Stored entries
---+---

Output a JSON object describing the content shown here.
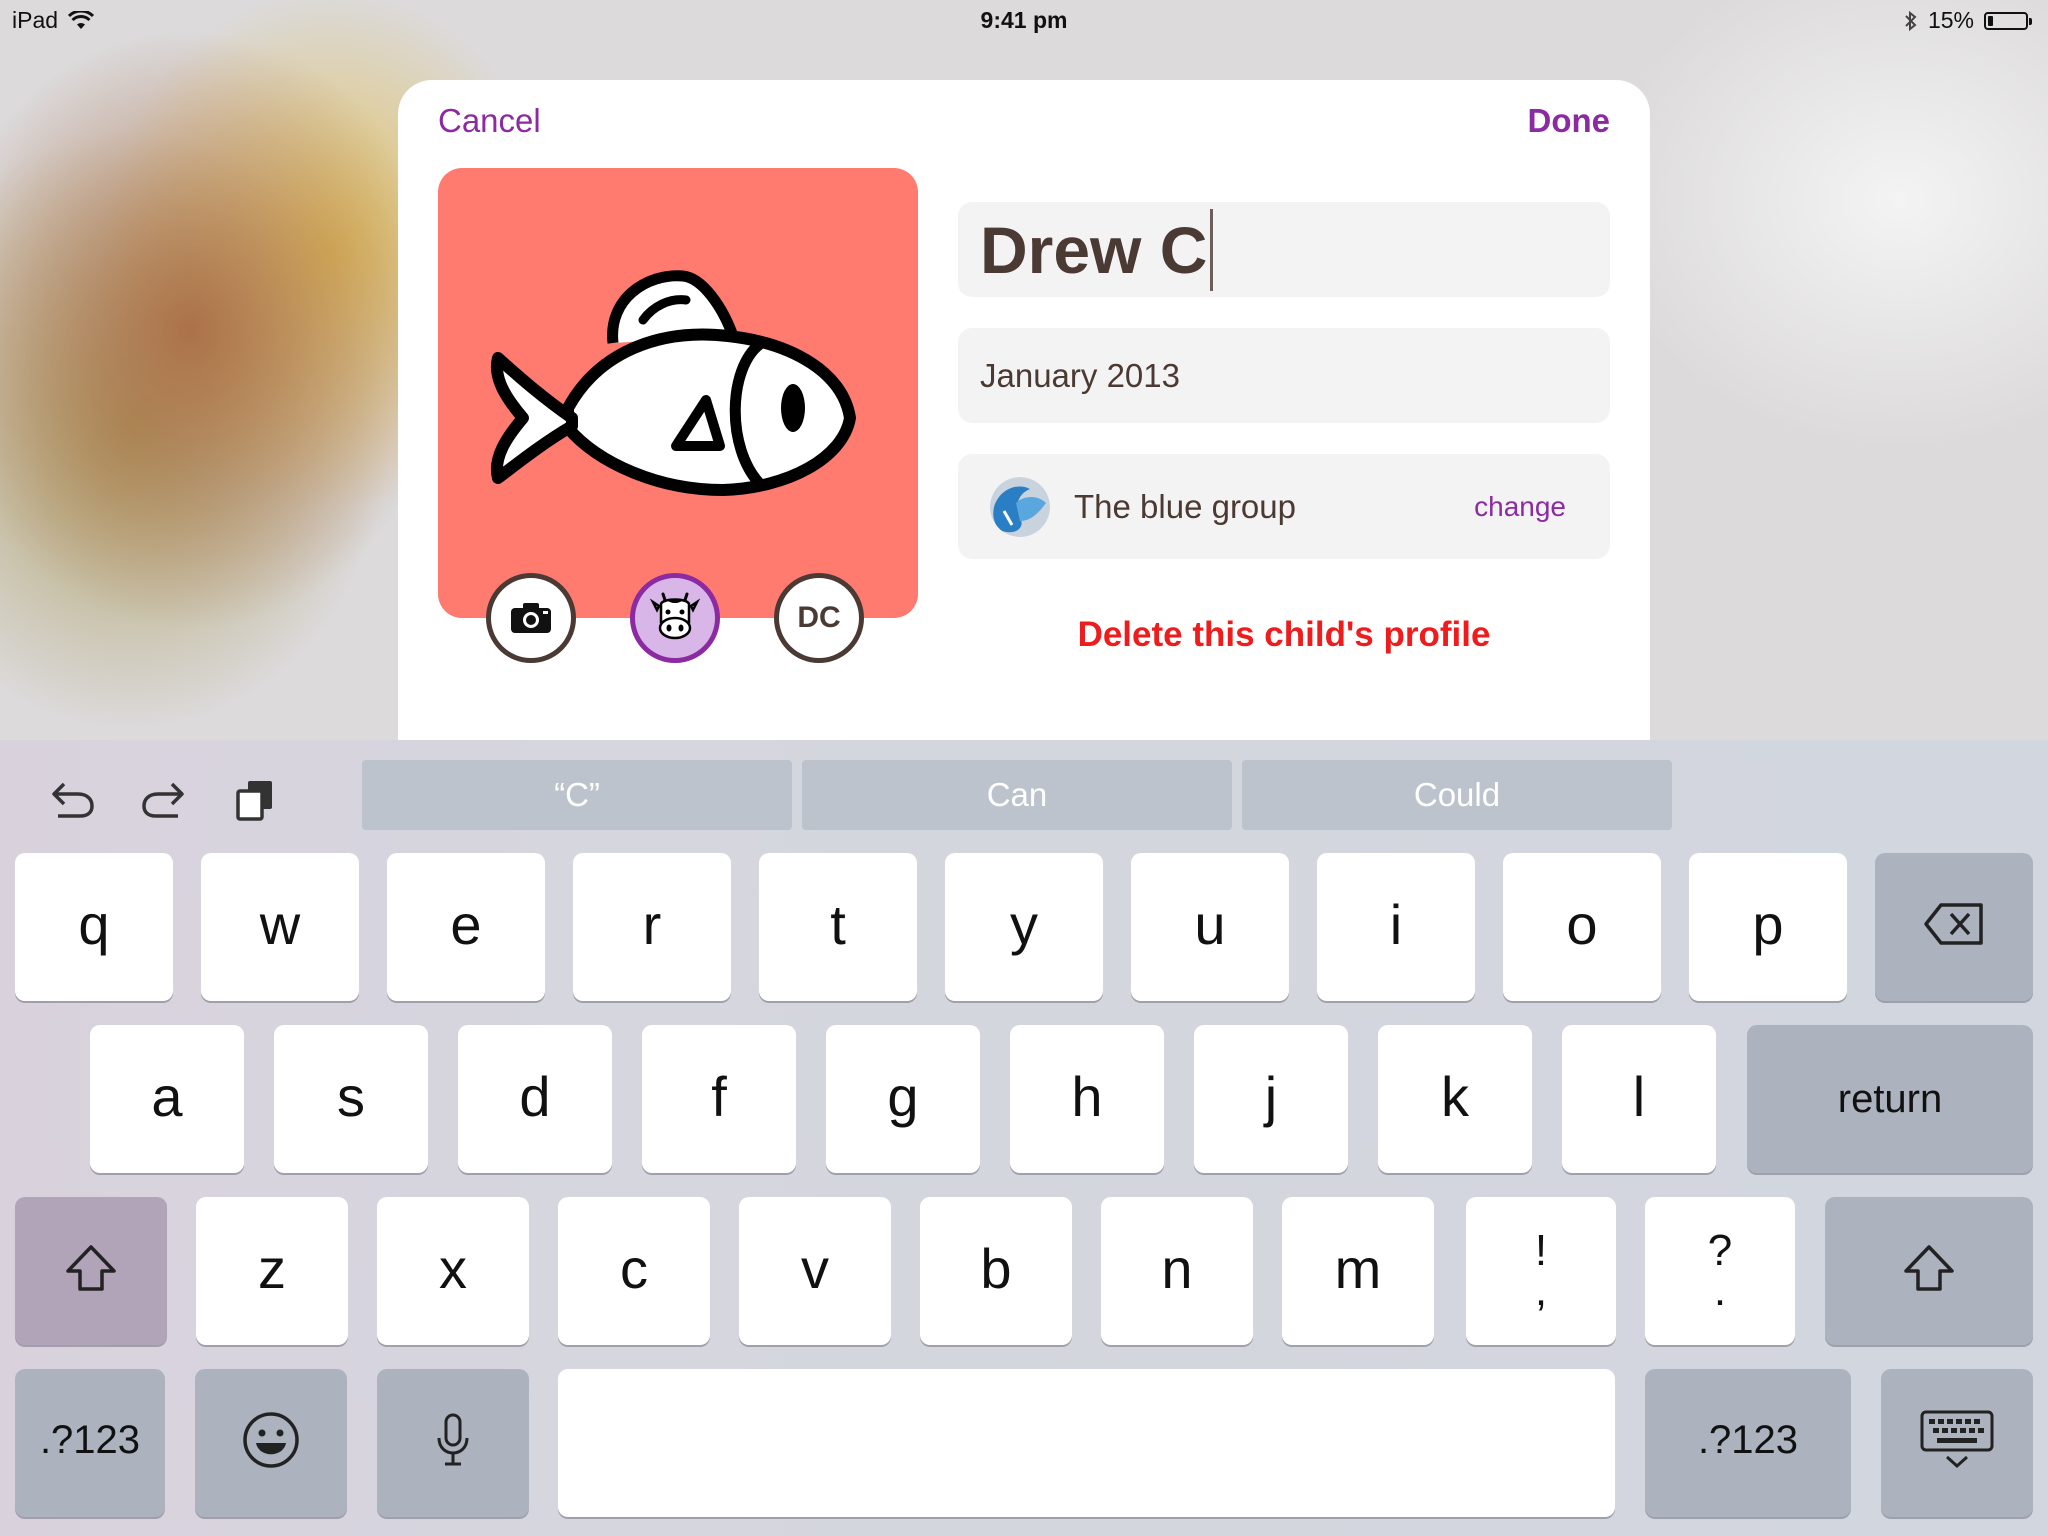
{
  "status_bar": {
    "device": "iPad",
    "time": "9:41 pm",
    "battery": "15%",
    "battery_level": 0.15
  },
  "sheet": {
    "cancel_label": "Cancel",
    "done_label": "Done",
    "name_value": "Drew C",
    "dob_value": "January 2013",
    "group_name": "The blue group",
    "change_label": "change",
    "delete_label": "Delete this child's profile",
    "initials": "DC"
  },
  "keyboard": {
    "suggestions": [
      "“C”",
      "Can",
      "Could"
    ],
    "row1": [
      "q",
      "w",
      "e",
      "r",
      "t",
      "y",
      "u",
      "i",
      "o",
      "p"
    ],
    "row2": [
      "a",
      "s",
      "d",
      "f",
      "g",
      "h",
      "j",
      "k",
      "l"
    ],
    "row3": [
      "z",
      "x",
      "c",
      "v",
      "b",
      "n",
      "m"
    ],
    "punct1": [
      "!",
      ","
    ],
    "punct2": [
      "?",
      "."
    ],
    "return_label": "return",
    "numbers_label": ".?123"
  },
  "colors": {
    "accent": "#8c2aa2",
    "avatar_bg": "#ff7b70",
    "delete": "#ee1c1c",
    "text": "#4a3a33"
  }
}
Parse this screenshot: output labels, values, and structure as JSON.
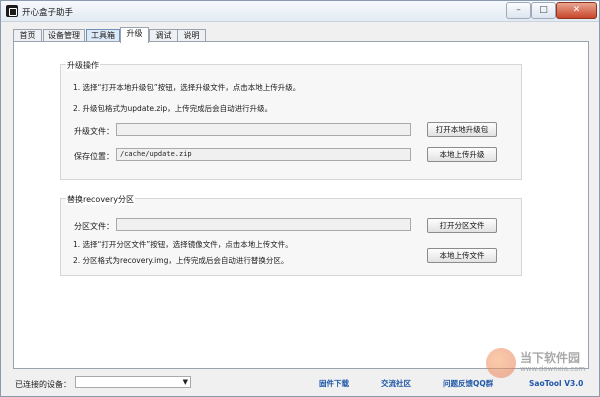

---+---

- **What the exercise asks**
Images must not appear in the copy; reproduce everything else in the records verbatim.

- **Result for this task**
Output a JSON object describing the content shown here.
{
  "status_bar": {
    "device": "iPad",
    "time": "9:41 pm",
    "battery": "15%",
    "battery_level": 0.15
  },
  "sheet": {
    "cancel_label": "Cancel",
    "done_label": "Done",
    "name_value": "Drew C",
    "dob_value": "January 2013",
    "group_name": "The blue group",
    "change_label": "change",
    "delete_label": "Delete this child's profile",
    "initials": "DC"
  },
  "keyboard": {
    "suggestions": [
      "“C”",
      "Can",
      "Could"
    ],
    "row1": [
      "q",
      "w",
      "e",
      "r",
      "t",
      "y",
      "u",
      "i",
      "o",
      "p"
    ],
    "row2": [
      "a",
      "s",
      "d",
      "f",
      "g",
      "h",
      "j",
      "k",
      "l"
    ],
    "row3": [
      "z",
      "x",
      "c",
      "v",
      "b",
      "n",
      "m"
    ],
    "punct1": [
      "!",
      ","
    ],
    "punct2": [
      "?",
      "."
    ],
    "return_label": "return",
    "numbers_label": ".?123"
  },
  "colors": {
    "accent": "#8c2aa2",
    "avatar_bg": "#ff7b70",
    "delete": "#ee1c1c",
    "text": "#4a3a33"
  }
}
Parse this screenshot: output labels, values, and structure as JSON.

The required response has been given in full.